Records contained in a dataset

* * *

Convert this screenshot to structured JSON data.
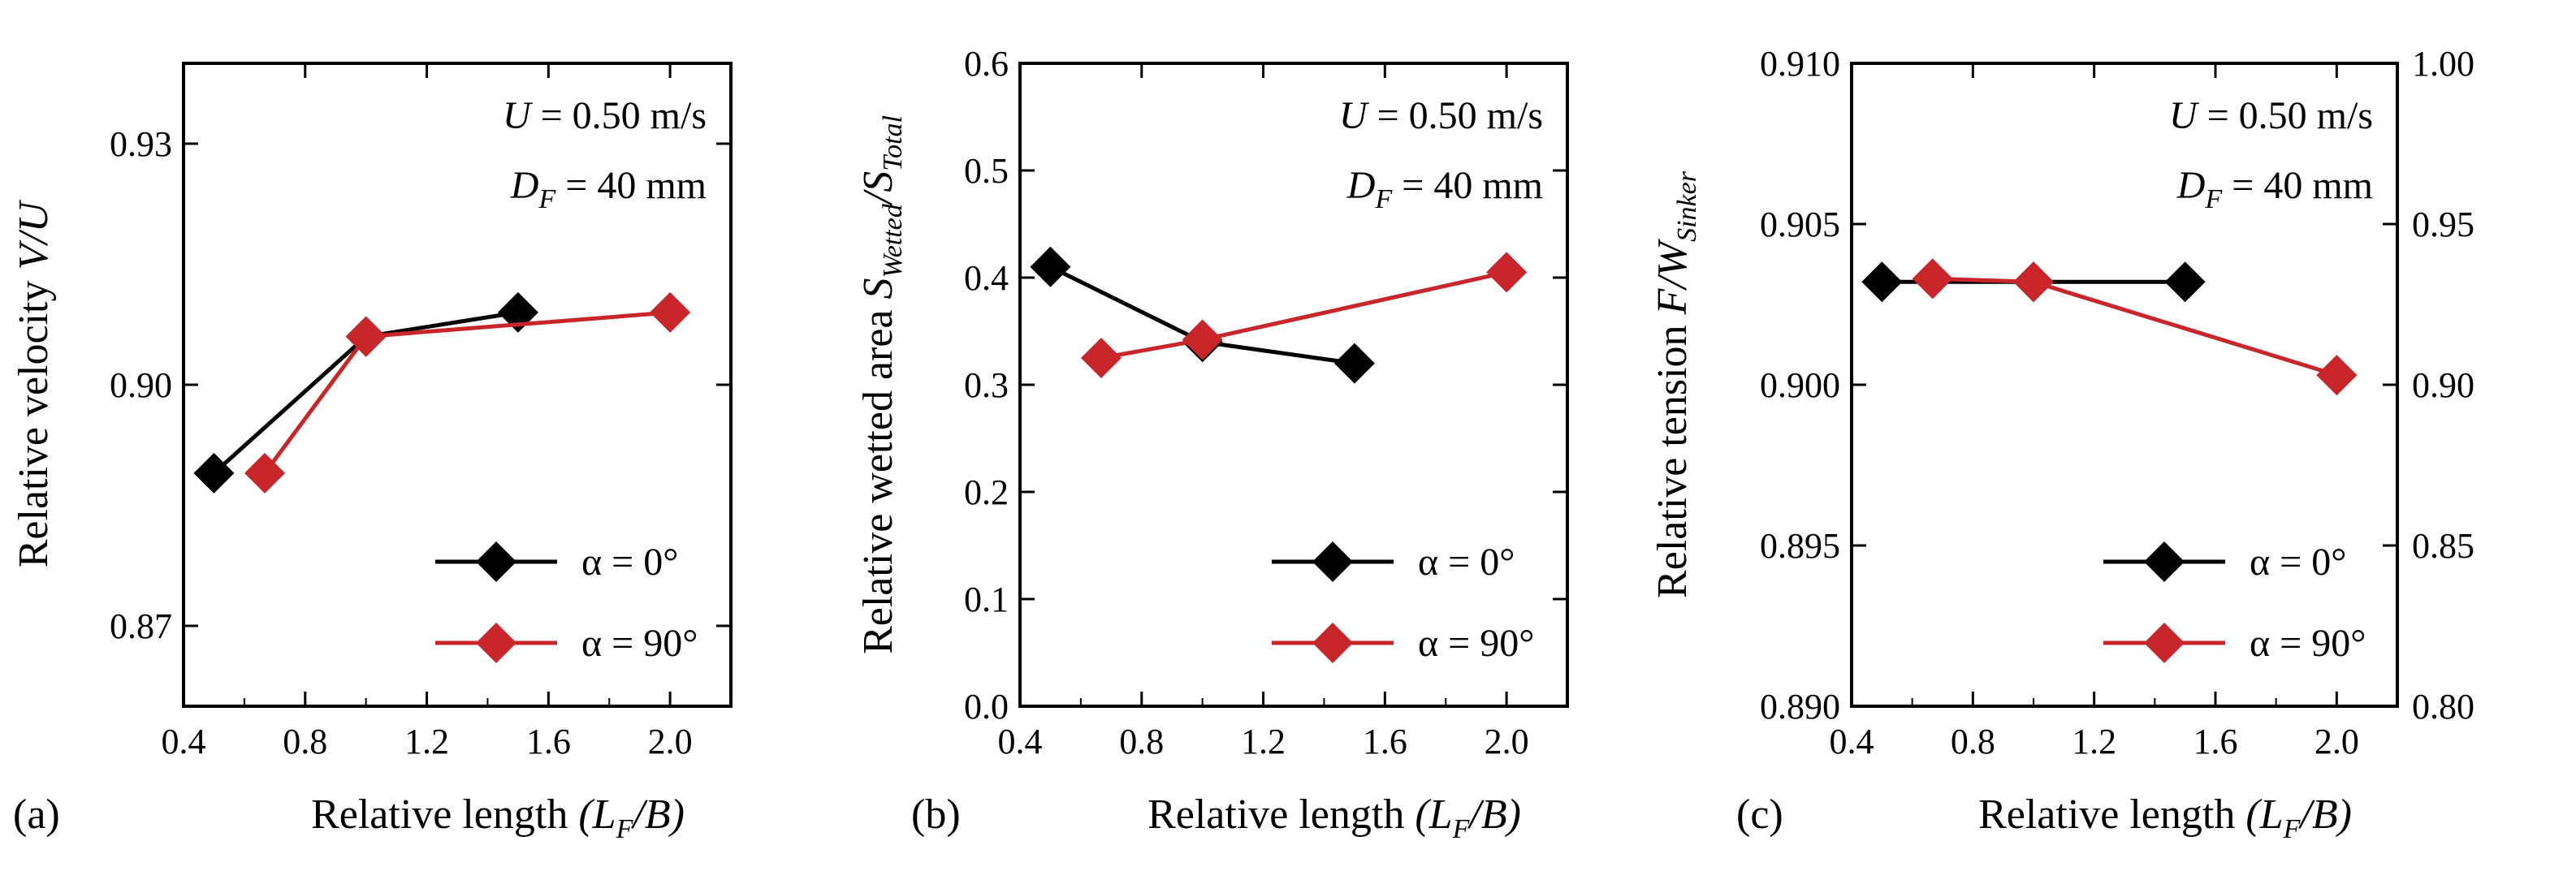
{
  "colors": {
    "black": "#000000",
    "red": "#c8262b",
    "frame": "#000000"
  },
  "chart_data": [
    {
      "type": "line",
      "panel": "(a)",
      "xlabel": "Relative length",
      "xlabel_sym": "(L",
      "xlabel_sub": "F",
      "xlabel_tail": "/B)",
      "ylabel": "Relative velocity",
      "ylabel_sym": "V/U",
      "xlim": [
        0.4,
        2.2
      ],
      "ylim": [
        0.86,
        0.94
      ],
      "xticks": [
        0.4,
        0.8,
        1.2,
        1.6,
        2.0
      ],
      "xtick_labels": [
        "0.4",
        "0.8",
        "1.2",
        "1.6",
        "2.0"
      ],
      "yticks": [
        0.87,
        0.9,
        0.93
      ],
      "ytick_labels": [
        "0.87",
        "0.90",
        "0.93"
      ],
      "annotation": [
        {
          "sym": "U",
          "sub": "",
          "text": " = 0.50 m/s"
        },
        {
          "sym": "D",
          "sub": "F",
          "text": " = 40 mm"
        }
      ],
      "series": [
        {
          "name": "α = 0°",
          "color": "#000000",
          "x": [
            0.5,
            1.0,
            1.5
          ],
          "y": [
            0.889,
            0.906,
            0.909
          ]
        },
        {
          "name": "α = 90°",
          "color": "#c8262b",
          "x": [
            0.667,
            1.0,
            2.0
          ],
          "y": [
            0.889,
            0.906,
            0.909
          ]
        }
      ]
    },
    {
      "type": "line",
      "panel": "(b)",
      "xlabel": "Relative length",
      "xlabel_sym": "(L",
      "xlabel_sub": "F",
      "xlabel_tail": "/B)",
      "ylabel": "Relative wetted area",
      "ylabel_sym": "S",
      "ylabel_sub": "Wetted",
      "ylabel_mid": "/S",
      "ylabel_sub2": "Total",
      "xlim": [
        0.4,
        2.2
      ],
      "ylim": [
        0.0,
        0.6
      ],
      "xticks": [
        0.4,
        0.8,
        1.2,
        1.6,
        2.0
      ],
      "xtick_labels": [
        "0.4",
        "0.8",
        "1.2",
        "1.6",
        "2.0"
      ],
      "yticks": [
        0.0,
        0.1,
        0.2,
        0.3,
        0.4,
        0.5,
        0.6
      ],
      "ytick_labels": [
        "0.0",
        "0.1",
        "0.2",
        "0.3",
        "0.4",
        "0.5",
        "0.6"
      ],
      "annotation": [
        {
          "sym": "U",
          "sub": "",
          "text": " = 0.50 m/s"
        },
        {
          "sym": "D",
          "sub": "F",
          "text": " = 40 mm"
        }
      ],
      "series": [
        {
          "name": "α = 0°",
          "color": "#000000",
          "x": [
            0.5,
            1.0,
            1.5
          ],
          "y": [
            0.41,
            0.34,
            0.32
          ]
        },
        {
          "name": "α = 90°",
          "color": "#c8262b",
          "x": [
            0.667,
            1.0,
            2.0
          ],
          "y": [
            0.325,
            0.342,
            0.405
          ]
        }
      ]
    },
    {
      "type": "line",
      "panel": "(c)",
      "xlabel": "Relative length",
      "xlabel_sym": "(L",
      "xlabel_sub": "F",
      "xlabel_tail": "/B)",
      "ylabel": "Relative tension",
      "ylabel_sym": "F/W",
      "ylabel_sub": "Sinker",
      "xlim": [
        0.4,
        2.2
      ],
      "ylim": [
        0.89,
        0.91
      ],
      "xticks": [
        0.4,
        0.8,
        1.2,
        1.6,
        2.0
      ],
      "xtick_labels": [
        "0.4",
        "0.8",
        "1.2",
        "1.6",
        "2.0"
      ],
      "yticks": [
        0.89,
        0.895,
        0.9,
        0.905,
        0.91
      ],
      "ytick_labels": [
        "0.890",
        "0.895",
        "0.900",
        "0.905",
        "0.910"
      ],
      "y2lim": [
        0.8,
        1.0
      ],
      "y2ticks": [
        0.8,
        0.85,
        0.9,
        0.95,
        1.0
      ],
      "y2tick_labels": [
        "0.80",
        "0.85",
        "0.90",
        "0.95",
        "1.00"
      ],
      "annotation": [
        {
          "sym": "U",
          "sub": "",
          "text": " = 0.50 m/s"
        },
        {
          "sym": "D",
          "sub": "F",
          "text": " = 40 mm"
        }
      ],
      "series": [
        {
          "name": "α = 0°",
          "color": "#000000",
          "axis": "left",
          "x": [
            0.5,
            1.0,
            1.5
          ],
          "y": [
            0.9032,
            0.9032,
            0.9032
          ]
        },
        {
          "name": "α = 90°",
          "color": "#c8262b",
          "axis": "right",
          "x": [
            0.667,
            1.0,
            2.0
          ],
          "y": [
            0.933,
            0.932,
            0.903
          ]
        }
      ]
    }
  ]
}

* * *

> [Your goal]: Please write out all of the material above without changing a word, and omit any pictures.

> [Response]:
Convert this screenshot to structured JSON data.
{
  "colors": {
    "black": "#000000",
    "red": "#c8262b",
    "frame": "#000000"
  },
  "chart_data": [
    {
      "type": "line",
      "panel": "(a)",
      "xlabel": "Relative length",
      "xlabel_sym": "(L",
      "xlabel_sub": "F",
      "xlabel_tail": "/B)",
      "ylabel": "Relative velocity",
      "ylabel_sym": "V/U",
      "xlim": [
        0.4,
        2.2
      ],
      "ylim": [
        0.86,
        0.94
      ],
      "xticks": [
        0.4,
        0.8,
        1.2,
        1.6,
        2.0
      ],
      "xtick_labels": [
        "0.4",
        "0.8",
        "1.2",
        "1.6",
        "2.0"
      ],
      "yticks": [
        0.87,
        0.9,
        0.93
      ],
      "ytick_labels": [
        "0.87",
        "0.90",
        "0.93"
      ],
      "annotation": [
        {
          "sym": "U",
          "sub": "",
          "text": " = 0.50 m/s"
        },
        {
          "sym": "D",
          "sub": "F",
          "text": " = 40 mm"
        }
      ],
      "series": [
        {
          "name": "α = 0°",
          "color": "#000000",
          "x": [
            0.5,
            1.0,
            1.5
          ],
          "y": [
            0.889,
            0.906,
            0.909
          ]
        },
        {
          "name": "α = 90°",
          "color": "#c8262b",
          "x": [
            0.667,
            1.0,
            2.0
          ],
          "y": [
            0.889,
            0.906,
            0.909
          ]
        }
      ]
    },
    {
      "type": "line",
      "panel": "(b)",
      "xlabel": "Relative length",
      "xlabel_sym": "(L",
      "xlabel_sub": "F",
      "xlabel_tail": "/B)",
      "ylabel": "Relative wetted area",
      "ylabel_sym": "S",
      "ylabel_sub": "Wetted",
      "ylabel_mid": "/S",
      "ylabel_sub2": "Total",
      "xlim": [
        0.4,
        2.2
      ],
      "ylim": [
        0.0,
        0.6
      ],
      "xticks": [
        0.4,
        0.8,
        1.2,
        1.6,
        2.0
      ],
      "xtick_labels": [
        "0.4",
        "0.8",
        "1.2",
        "1.6",
        "2.0"
      ],
      "yticks": [
        0.0,
        0.1,
        0.2,
        0.3,
        0.4,
        0.5,
        0.6
      ],
      "ytick_labels": [
        "0.0",
        "0.1",
        "0.2",
        "0.3",
        "0.4",
        "0.5",
        "0.6"
      ],
      "annotation": [
        {
          "sym": "U",
          "sub": "",
          "text": " = 0.50 m/s"
        },
        {
          "sym": "D",
          "sub": "F",
          "text": " = 40 mm"
        }
      ],
      "series": [
        {
          "name": "α = 0°",
          "color": "#000000",
          "x": [
            0.5,
            1.0,
            1.5
          ],
          "y": [
            0.41,
            0.34,
            0.32
          ]
        },
        {
          "name": "α = 90°",
          "color": "#c8262b",
          "x": [
            0.667,
            1.0,
            2.0
          ],
          "y": [
            0.325,
            0.342,
            0.405
          ]
        }
      ]
    },
    {
      "type": "line",
      "panel": "(c)",
      "xlabel": "Relative length",
      "xlabel_sym": "(L",
      "xlabel_sub": "F",
      "xlabel_tail": "/B)",
      "ylabel": "Relative tension",
      "ylabel_sym": "F/W",
      "ylabel_sub": "Sinker",
      "xlim": [
        0.4,
        2.2
      ],
      "ylim": [
        0.89,
        0.91
      ],
      "xticks": [
        0.4,
        0.8,
        1.2,
        1.6,
        2.0
      ],
      "xtick_labels": [
        "0.4",
        "0.8",
        "1.2",
        "1.6",
        "2.0"
      ],
      "yticks": [
        0.89,
        0.895,
        0.9,
        0.905,
        0.91
      ],
      "ytick_labels": [
        "0.890",
        "0.895",
        "0.900",
        "0.905",
        "0.910"
      ],
      "y2lim": [
        0.8,
        1.0
      ],
      "y2ticks": [
        0.8,
        0.85,
        0.9,
        0.95,
        1.0
      ],
      "y2tick_labels": [
        "0.80",
        "0.85",
        "0.90",
        "0.95",
        "1.00"
      ],
      "annotation": [
        {
          "sym": "U",
          "sub": "",
          "text": " = 0.50 m/s"
        },
        {
          "sym": "D",
          "sub": "F",
          "text": " = 40 mm"
        }
      ],
      "series": [
        {
          "name": "α = 0°",
          "color": "#000000",
          "axis": "left",
          "x": [
            0.5,
            1.0,
            1.5
          ],
          "y": [
            0.9032,
            0.9032,
            0.9032
          ]
        },
        {
          "name": "α = 90°",
          "color": "#c8262b",
          "axis": "right",
          "x": [
            0.667,
            1.0,
            2.0
          ],
          "y": [
            0.933,
            0.932,
            0.903
          ]
        }
      ]
    }
  ]
}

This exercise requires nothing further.